- **Exercise details**:
Look over the lines below. Report each one that includes the string "nghịch".

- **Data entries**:
****************************************

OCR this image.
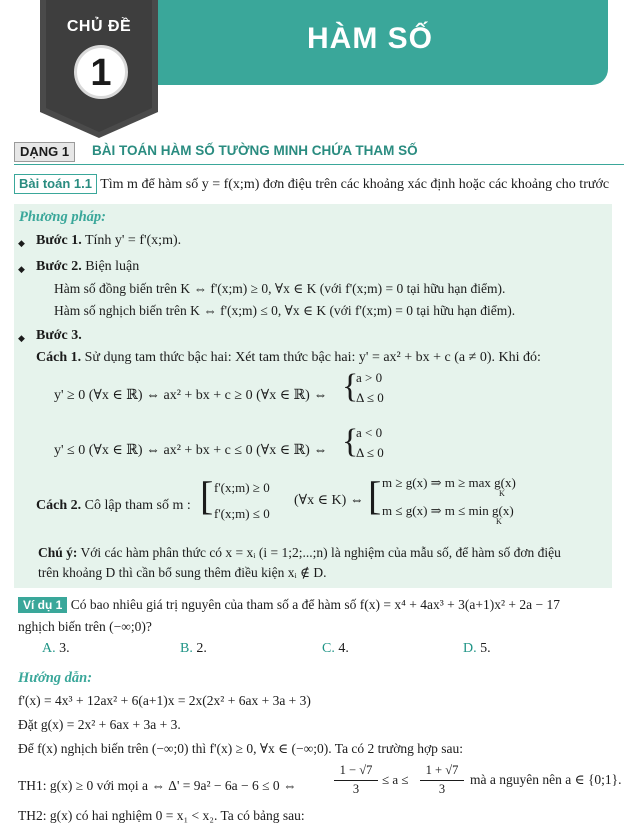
HÀM SỐ
CHỦ ĐỀ
1
DẠNG 1	BÀI TOÁN HÀM SỐ TƯỜNG MINH CHỨA THAM SỐ
Bài toán 1.1 Tìm m để hàm số y = f(x;m) đơn điệu trên các khoảng xác định hoặc các khoảng cho trước
Phương pháp:
◆ Bước 1. Tính y' = f'(x;m).
◆ Bước 2. Biện luận
Hàm số đồng biến trên K ⇔ f'(x;m) ≥ 0, ∀x ∈ K (với f'(x;m) = 0 tại hữu hạn điểm).
Hàm số nghịch biến trên K ⇔ f'(x;m) ≤ 0, ∀x ∈ K (với f'(x;m) = 0 tại hữu hạn điểm).
◆ Bước 3.
Cách 1. Sử dụng tam thức bậc hai: Xét tam thức bậc hai: y' = ax² + bx + c (a ≠ 0). Khi đó:
y' ≥ 0 (∀x ∈ ℝ) ⇔ ax² + bx + c ≥ 0 (∀x ∈ ℝ) ⇔ {
a > 0
Δ ≤ 0
y' ≤ 0 (∀x ∈ ℝ) ⇔ ax² + bx + c ≤ 0 (∀x ∈ ℝ) ⇔ {
a < 0
Δ ≤ 0
Cách 2. Cô lập tham số m : [ f'(x;m) ≥ 0
f'(x;m) ≤ 0
(∀x ∈ K) ⇔ [ m ≥ g(x) ⇒ m ≥ max g(x)
K
m ≤ g(x) ⇒ m ≤ min g(x)
K
Chú ý: Với các hàm phân thức có x = xᵢ (i = 1;2;...;n) là nghiệm của mẫu số, để hàm số đơn điệu
trên khoảng D thì cần bổ sung thêm điều kiện xᵢ ∉ D.
Ví dụ 1 Có bao nhiêu giá trị nguyên của tham số a để hàm số f(x) = x⁴ + 4ax³ + 3(a+1)x² + 2a − 17
nghịch biến trên (−∞;0)?
A. 3.	B. 2.	C. 4.	D. 5.
Hướng dẫn:
f'(x) = 4x³ + 12ax² + 6(a+1)x = 2x(2x² + 6ax + 3a + 3)
Đặt g(x) = 2x² + 6ax + 3a + 3.
Để f(x) nghịch biến trên (−∞;0) thì f'(x) ≥ 0, ∀x ∈ (−∞;0). Ta có 2 trường hợp sau:
TH1: g(x) ≥ 0 với mọi a ⇔ Δ' = 9a² − 6a − 6 ≤ 0 ⇔
1 − √7
3
≤ a ≤
1 + √7
3
mà a nguyên nên a ∈ {0;1}.
TH2: g(x) có hai nghiệm 0 = x₁ < x₂. Ta có bảng sau:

****************************************

- **Solution below**:
Hàm số nghịch biến trên K ⇔ f'(x;m) ≤ 0, ∀x ∈ K (với f'(x;m) = 0 tại hữu hạn điểm).
nghịch biến trên (−∞;0)?
Để f(x) nghịch biến trên (−∞;0) thì f'(x) ≥ 0, ∀x ∈ (−∞;0). Ta có 2 trường hợp sau:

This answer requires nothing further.